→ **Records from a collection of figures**

= = =

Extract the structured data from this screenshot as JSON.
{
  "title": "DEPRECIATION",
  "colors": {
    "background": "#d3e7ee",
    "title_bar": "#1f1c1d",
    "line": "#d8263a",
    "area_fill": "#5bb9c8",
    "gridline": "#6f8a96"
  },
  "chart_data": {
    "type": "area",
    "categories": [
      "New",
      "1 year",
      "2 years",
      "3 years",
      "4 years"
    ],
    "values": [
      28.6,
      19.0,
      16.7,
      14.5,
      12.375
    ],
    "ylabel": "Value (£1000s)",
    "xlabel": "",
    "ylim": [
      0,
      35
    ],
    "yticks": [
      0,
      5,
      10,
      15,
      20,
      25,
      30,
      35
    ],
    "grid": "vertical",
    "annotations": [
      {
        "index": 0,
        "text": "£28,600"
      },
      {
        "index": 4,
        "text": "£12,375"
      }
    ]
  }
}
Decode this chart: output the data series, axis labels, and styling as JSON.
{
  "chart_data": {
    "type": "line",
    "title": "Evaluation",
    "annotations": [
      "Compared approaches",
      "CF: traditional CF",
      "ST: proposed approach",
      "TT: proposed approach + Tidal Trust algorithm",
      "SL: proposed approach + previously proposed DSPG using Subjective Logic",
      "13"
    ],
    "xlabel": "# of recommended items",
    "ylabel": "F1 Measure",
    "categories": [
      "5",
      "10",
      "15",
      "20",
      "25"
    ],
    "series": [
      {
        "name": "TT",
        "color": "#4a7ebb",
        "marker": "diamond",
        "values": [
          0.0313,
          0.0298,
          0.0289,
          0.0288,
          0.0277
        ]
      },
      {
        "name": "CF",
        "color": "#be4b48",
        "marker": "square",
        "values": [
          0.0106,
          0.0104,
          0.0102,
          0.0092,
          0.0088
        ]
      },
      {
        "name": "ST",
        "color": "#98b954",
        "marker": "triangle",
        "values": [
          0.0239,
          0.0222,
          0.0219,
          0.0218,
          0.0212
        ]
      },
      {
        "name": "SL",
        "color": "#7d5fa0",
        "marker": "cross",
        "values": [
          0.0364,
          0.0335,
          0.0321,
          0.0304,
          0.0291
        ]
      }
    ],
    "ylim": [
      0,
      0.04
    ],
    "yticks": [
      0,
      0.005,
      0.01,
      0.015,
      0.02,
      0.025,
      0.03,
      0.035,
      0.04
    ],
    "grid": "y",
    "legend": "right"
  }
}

= = =

→ **WHAT THE EXERCISE ASKS**
Repeat all of the entries exactly.

→ **WRITTEN RESPONSE**
Extract the structured data from this screenshot as JSON.
{
  "title": "DEPRECIATION",
  "colors": {
    "background": "#d3e7ee",
    "title_bar": "#1f1c1d",
    "line": "#d8263a",
    "area_fill": "#5bb9c8",
    "gridline": "#6f8a96"
  },
  "chart_data": {
    "type": "area",
    "categories": [
      "New",
      "1 year",
      "2 years",
      "3 years",
      "4 years"
    ],
    "values": [
      28.6,
      19.0,
      16.7,
      14.5,
      12.375
    ],
    "ylabel": "Value (£1000s)",
    "xlabel": "",
    "ylim": [
      0,
      35
    ],
    "yticks": [
      0,
      5,
      10,
      15,
      20,
      25,
      30,
      35
    ],
    "grid": "vertical",
    "annotations": [
      {
        "index": 0,
        "text": "£28,600"
      },
      {
        "index": 4,
        "text": "£12,375"
      }
    ]
  }
}
Decode this chart: output the data series, axis labels, and styling as JSON.
{
  "chart_data": {
    "type": "line",
    "title": "Evaluation",
    "annotations": [
      "Compared approaches",
      "CF: traditional CF",
      "ST: proposed approach",
      "TT: proposed approach + Tidal Trust algorithm",
      "SL: proposed approach + previously proposed DSPG using Subjective Logic",
      "13"
    ],
    "xlabel": "# of recommended items",
    "ylabel": "F1 Measure",
    "categories": [
      "5",
      "10",
      "15",
      "20",
      "25"
    ],
    "series": [
      {
        "name": "TT",
        "color": "#4a7ebb",
        "marker": "diamond",
        "values": [
          0.0313,
          0.0298,
          0.0289,
          0.0288,
          0.0277
        ]
      },
      {
        "name": "CF",
        "color": "#be4b48",
        "marker": "square",
        "values": [
          0.0106,
          0.0104,
          0.0102,
          0.0092,
          0.0088
        ]
      },
      {
        "name": "ST",
        "color": "#98b954",
        "marker": "triangle",
        "values": [
          0.0239,
          0.0222,
          0.0219,
          0.0218,
          0.0212
        ]
      },
      {
        "name": "SL",
        "color": "#7d5fa0",
        "marker": "cross",
        "values": [
          0.0364,
          0.0335,
          0.0321,
          0.0304,
          0.0291
        ]
      }
    ],
    "ylim": [
      0,
      0.04
    ],
    "yticks": [
      0,
      0.005,
      0.01,
      0.015,
      0.02,
      0.025,
      0.03,
      0.035,
      0.04
    ],
    "grid": "y",
    "legend": "right"
  }
}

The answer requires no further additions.